#### [WHAT YOU SHOULD DO]
Look through the entries below and count the lines with the word "Output" in them; give only the number.

— Start DATA LINES —

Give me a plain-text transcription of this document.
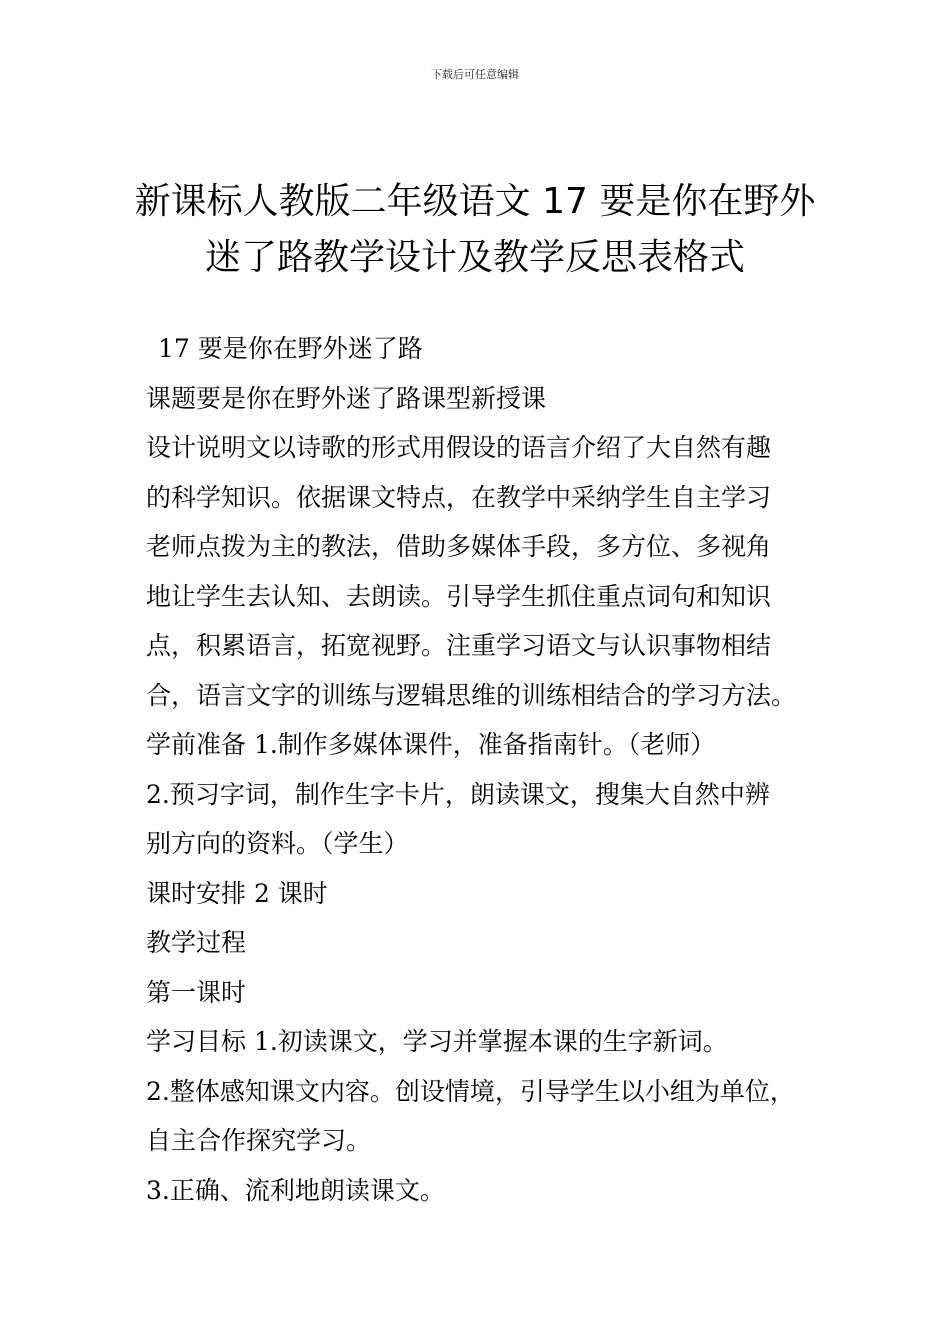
下载后可任意编辑
新课标人教版二年级语文 17 要是你在野外
迷了路教学设计及教学反思表格式

17 要是你在野外迷了路

课题要是你在野外迷了路课型新授课

设计说明文以诗歌的形式用假设的语言介绍了大自然有趣

的科学知识。依据课文特点，在教学中采纳学生自主学习

老师点拨为主的教法，借助多媒体手段，多方位、多视角

地让学生去认知、去朗读。引导学生抓住重点词句和知识

点，积累语言，拓宽视野。注重学习语文与认识事物相结

合，语言文字的训练与逻辑思维的训练相结合的学习方法。

学前准备 1.制作多媒体课件，准备指南针。（老师）

2.预习字词，制作生字卡片，朗读课文，搜集大自然中辨

别方向的资料。（学生）

课时安排 2 课时

教学过程

第一课时

学习目标 1.初读课文，学习并掌握本课的生字新词。

2.整体感知课文内容。创设情境，引导学生以小组为单位，

自主合作探究学习。

3.正确、流利地朗读课文。
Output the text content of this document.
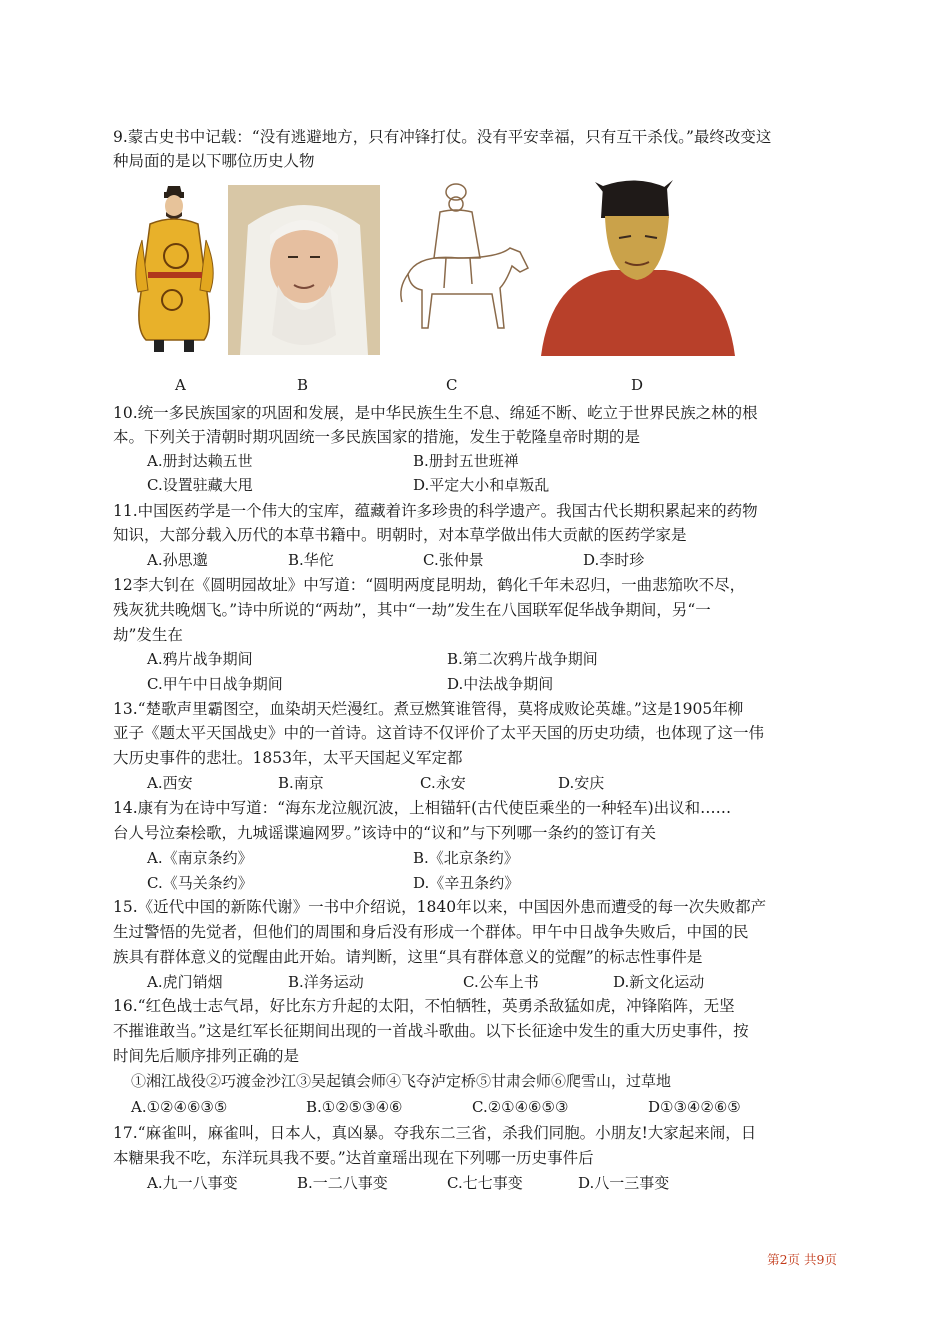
9.蒙古史书中记载：“没有逃避地方，只有冲锋打仗。没有平安幸福，只有互干杀伐。”最终改变这
种局面的是以下哪位历史人物
A	B	C	D
10.统一多民族国家的巩固和发展，是中华民族生生不息、绵延不断、屹立于世界民族之林的根
本。下列关于清朝时期巩固统一多民族国家的措施，发生于乾隆皇帝时期的是
A.册封达赖五世	B.册封五世班禅
C.设置驻藏大甩	D.平定大小和卓叛乱
11.中国医药学是一个伟大的宝库，蕴藏着许多珍贵的科学遗产。我国古代长期积累起来的药物
知识，大部分载入历代的本草书籍中。明朝时，对本草学做出伟大贡献的医药学家是
A.孙思邈	B.华佗	C.张仲景	D.李时珍
12李大钊在《圆明园故址》中写道：“圆明两度昆明劫，鹤化千年未忍归，一曲悲笳吹不尽，
残灰犹共晚烟飞。”诗中所说的“两劫”，其中“一劫”发生在八国联军促华战争期间，另“一
劫”发生在
A.鸦片战争期间	B.第二次鸦片战争期间
C.甲午中日战争期间	D.中法战争期间
13.“楚歌声里霸图空，血染胡天烂漫红。煮豆燃箕谁管得，莫将成败论英雄。”这是1905年柳
亚子《题太平天国战史》中的一首诗。这首诗不仅评价了太平天国的历史功绩，也体现了这一伟
大历史事件的悲壮。1853年，太平天国起义军定都
A.西安	B.南京	C.永安	D.安庆
14.康有为在诗中写道：“海东龙泣舰沉波，上相锚轩(古代使臣乘坐的一种轻车)出议和……
台人号泣秦桧歌，九城谣谍遍网罗。”该诗中的“议和”与下列哪一条约的签订有关
A.《南京条约》	B.《北京条约》
C.《马关条约》	D.《辛丑条约》
15.《近代中国的新陈代谢》一书中介绍说，1840年以来，中国因外患而遭受的每一次失败都产
生过警悟的先觉者，但他们的周围和身后没有形成一个群体。甲午中日战争失败后，中国的民
族具有群体意义的觉醒由此开始。请判断，这里“具有群体意义的觉醒”的标志性事件是
A.虎门销烟	B.洋务运动	C.公车上书	D.新文化运动
16.“红色战士志气昂，好比东方升起的太阳，不怕牺牲，英勇杀敌猛如虎，冲锋陷阵，无坚
不摧谁敢当。”这是红军长征期间出现的一首战斗歌曲。以下长征途中发生的重大历史事件，按
时间先后顺序排列正确的是
①湘江战役②巧渡金沙江③吴起镇会师④飞夺泸定桥⑤甘肃会师⑥爬雪山，过草地
A.①②④⑥③⑤	B.①②⑤③④⑥	C.②①④⑥⑤③	D①③④②⑥⑤
17.“麻雀叫，麻雀叫，日本人，真凶暴。夺我东二三省，杀我们同胞。小朋友!大家起来闹，日
本糖果我不吃，东洋玩具我不要。”达首童瑶出现在下列哪一历史事件后
A.九一八事变	B.一二八事变	C.七七事变	D.八一三事变
第2页 共9页
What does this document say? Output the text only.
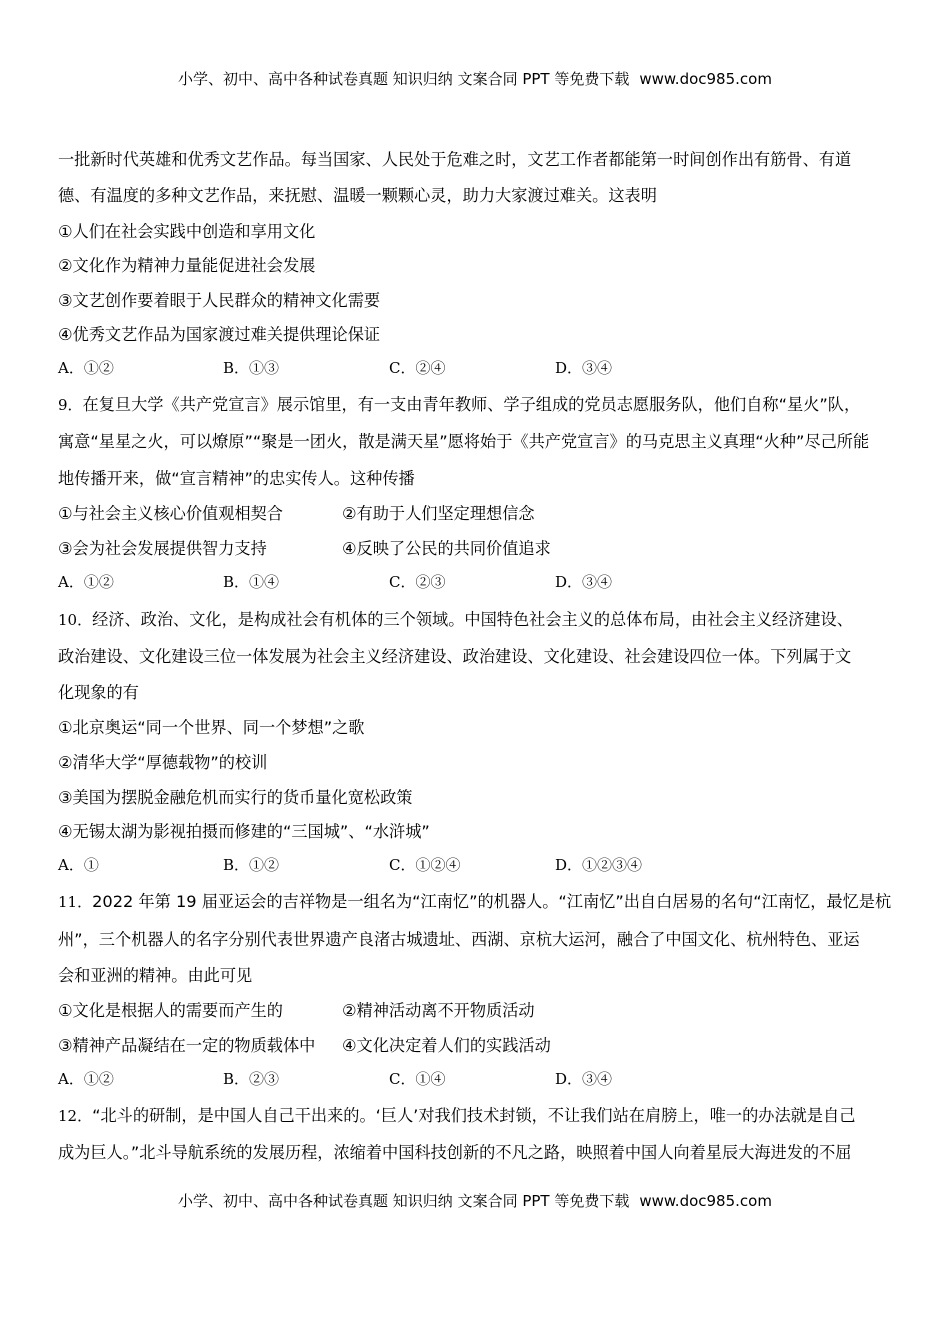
小学、初中、高中各种试卷真题 知识归纳 文案合同 PPT 等免费下载 www.doc985.com
一批新时代英雄和优秀文艺作品。每当国家、人民处于危难之时，文艺工作者都能第一时间创作出有筋骨、有道
德、有温度的多种文艺作品，来抚慰、温暖一颗颗心灵，助力大家渡过难关。这表明
①人们在社会实践中创造和享用文化
②文化作为精神力量能促进社会发展
③文艺创作要着眼于人民群众的精神文化需要
④优秀文艺作品为国家渡过难关提供理论保证
A．①②	B．①③	C．②④	D．③④
9．在复旦大学《共产党宣言》展示馆里，有一支由青年教师、学子组成的党员志愿服务队，他们自称“星火”队，
寓意“星星之火，可以燎原”“聚是一团火，散是满天星”愿将始于《共产党宣言》的马克思主义真理“火种”尽己所能
地传播开来，做“宣言精神”的忠实传人。这种传播
①与社会主义核心价值观相契合	②有助于人们坚定理想信念
③会为社会发展提供智力支持	④反映了公民的共同价值追求
A．①②	B．①④	C．②③	D．③④
10．经济、政治、文化，是构成社会有机体的三个领域。中国特色社会主义的总体布局，由社会主义经济建设、
政治建设、文化建设三位一体发展为社会主义经济建设、政治建设、文化建设、社会建设四位一体。下列属于文
化现象的有
①北京奥运“同一个世界、同一个梦想”之歌
②清华大学“厚德载物”的校训
③美国为摆脱金融危机而实行的货币量化宽松政策
④无锡太湖为影视拍摄而修建的“三国城”、“水浒城”
A．①	B．①②	C．①②④	D．①②③④
11．2022 年第 19 届亚运会的吉祥物是一组名为“江南忆”的机器人。“江南忆”出自白居易的名句“江南忆，最忆是杭
州”，三个机器人的名字分别代表世界遗产良渚古城遗址、西湖、京杭大运河，融合了中国文化、杭州特色、亚运
会和亚洲的精神。由此可见
①文化是根据人的需要而产生的	②精神活动离不开物质活动
③精神产品凝结在一定的物质载体中 ④文化决定着人们的实践活动
A．①②	B．②③	C．①④	D．③④
12．“北斗的研制，是中国人自己干出来的。‘巨人’对我们技术封锁，不让我们站在肩膀上，唯一的办法就是自己
成为巨人。”北斗导航系统的发展历程，浓缩着中国科技创新的不凡之路，映照着中国人向着星辰大海进发的不屈
小学、初中、高中各种试卷真题 知识归纳 文案合同 PPT 等免费下载 www.doc985.com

— End DATA LINES —

#### [SOLVED PROBLEM]
2